The task: Here are some records; copy every line that holds the word "screenshot".

[Dataset entries on figures]
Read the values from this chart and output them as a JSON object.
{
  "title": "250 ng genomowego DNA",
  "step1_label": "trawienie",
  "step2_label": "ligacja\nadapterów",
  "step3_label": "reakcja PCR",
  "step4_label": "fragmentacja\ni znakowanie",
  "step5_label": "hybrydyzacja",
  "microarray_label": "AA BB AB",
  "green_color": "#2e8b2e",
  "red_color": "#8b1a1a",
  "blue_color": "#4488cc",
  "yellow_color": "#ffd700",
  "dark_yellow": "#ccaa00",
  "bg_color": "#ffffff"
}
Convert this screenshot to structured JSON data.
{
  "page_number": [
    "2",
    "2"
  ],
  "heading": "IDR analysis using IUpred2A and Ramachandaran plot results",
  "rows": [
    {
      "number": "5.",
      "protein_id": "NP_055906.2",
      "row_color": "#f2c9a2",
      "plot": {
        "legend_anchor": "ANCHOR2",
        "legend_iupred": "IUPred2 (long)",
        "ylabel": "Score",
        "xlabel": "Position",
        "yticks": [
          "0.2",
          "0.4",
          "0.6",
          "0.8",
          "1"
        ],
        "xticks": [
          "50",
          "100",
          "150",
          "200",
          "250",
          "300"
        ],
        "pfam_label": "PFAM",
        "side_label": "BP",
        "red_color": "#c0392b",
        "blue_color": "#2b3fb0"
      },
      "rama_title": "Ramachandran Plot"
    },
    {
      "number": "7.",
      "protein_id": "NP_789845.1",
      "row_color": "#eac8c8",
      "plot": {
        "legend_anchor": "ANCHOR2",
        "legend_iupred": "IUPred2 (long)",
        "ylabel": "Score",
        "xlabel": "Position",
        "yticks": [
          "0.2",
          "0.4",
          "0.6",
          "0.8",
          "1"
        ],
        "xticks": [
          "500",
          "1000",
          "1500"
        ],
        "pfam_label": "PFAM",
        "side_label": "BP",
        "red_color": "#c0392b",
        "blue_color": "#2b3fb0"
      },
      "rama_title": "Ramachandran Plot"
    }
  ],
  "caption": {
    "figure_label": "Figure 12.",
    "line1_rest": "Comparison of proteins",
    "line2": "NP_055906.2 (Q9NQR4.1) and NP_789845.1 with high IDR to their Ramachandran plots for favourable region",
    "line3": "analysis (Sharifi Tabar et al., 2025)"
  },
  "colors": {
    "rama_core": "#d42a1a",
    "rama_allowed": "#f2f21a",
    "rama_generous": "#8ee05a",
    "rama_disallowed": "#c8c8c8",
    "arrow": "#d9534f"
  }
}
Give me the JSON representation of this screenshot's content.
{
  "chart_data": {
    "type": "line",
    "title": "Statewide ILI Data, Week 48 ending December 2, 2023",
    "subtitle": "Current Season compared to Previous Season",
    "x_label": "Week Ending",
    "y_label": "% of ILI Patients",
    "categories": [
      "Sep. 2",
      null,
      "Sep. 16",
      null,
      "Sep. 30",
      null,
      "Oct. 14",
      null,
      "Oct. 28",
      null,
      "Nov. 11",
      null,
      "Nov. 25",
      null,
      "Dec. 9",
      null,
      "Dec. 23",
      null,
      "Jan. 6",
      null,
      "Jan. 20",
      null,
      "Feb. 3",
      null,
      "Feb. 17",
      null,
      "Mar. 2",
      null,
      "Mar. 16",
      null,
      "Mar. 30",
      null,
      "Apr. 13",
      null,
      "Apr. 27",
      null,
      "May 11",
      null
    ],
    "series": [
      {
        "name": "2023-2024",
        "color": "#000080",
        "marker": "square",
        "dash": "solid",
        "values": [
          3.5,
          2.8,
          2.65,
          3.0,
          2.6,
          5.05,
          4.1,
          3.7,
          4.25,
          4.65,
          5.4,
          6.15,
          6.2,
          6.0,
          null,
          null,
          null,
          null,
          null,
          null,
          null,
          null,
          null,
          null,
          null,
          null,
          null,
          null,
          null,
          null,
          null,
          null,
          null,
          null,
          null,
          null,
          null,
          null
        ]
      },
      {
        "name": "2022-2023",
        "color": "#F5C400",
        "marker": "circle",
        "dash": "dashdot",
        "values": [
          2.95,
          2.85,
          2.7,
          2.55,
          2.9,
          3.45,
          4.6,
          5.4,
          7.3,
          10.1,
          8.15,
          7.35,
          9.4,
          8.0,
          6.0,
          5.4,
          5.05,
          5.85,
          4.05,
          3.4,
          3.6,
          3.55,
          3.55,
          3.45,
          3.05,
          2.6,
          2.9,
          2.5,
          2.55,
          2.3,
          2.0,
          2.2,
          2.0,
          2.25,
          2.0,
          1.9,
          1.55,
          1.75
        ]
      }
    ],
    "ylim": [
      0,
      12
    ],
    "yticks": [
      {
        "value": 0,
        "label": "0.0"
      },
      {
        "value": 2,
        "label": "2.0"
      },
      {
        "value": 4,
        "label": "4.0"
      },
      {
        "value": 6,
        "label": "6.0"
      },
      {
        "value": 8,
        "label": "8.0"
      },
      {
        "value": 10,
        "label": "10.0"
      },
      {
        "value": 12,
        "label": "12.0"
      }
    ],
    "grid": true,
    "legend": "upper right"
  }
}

Exercise answer:
Convert this screenshot to structured JSON data.
Give me the JSON representation of this screenshot's content.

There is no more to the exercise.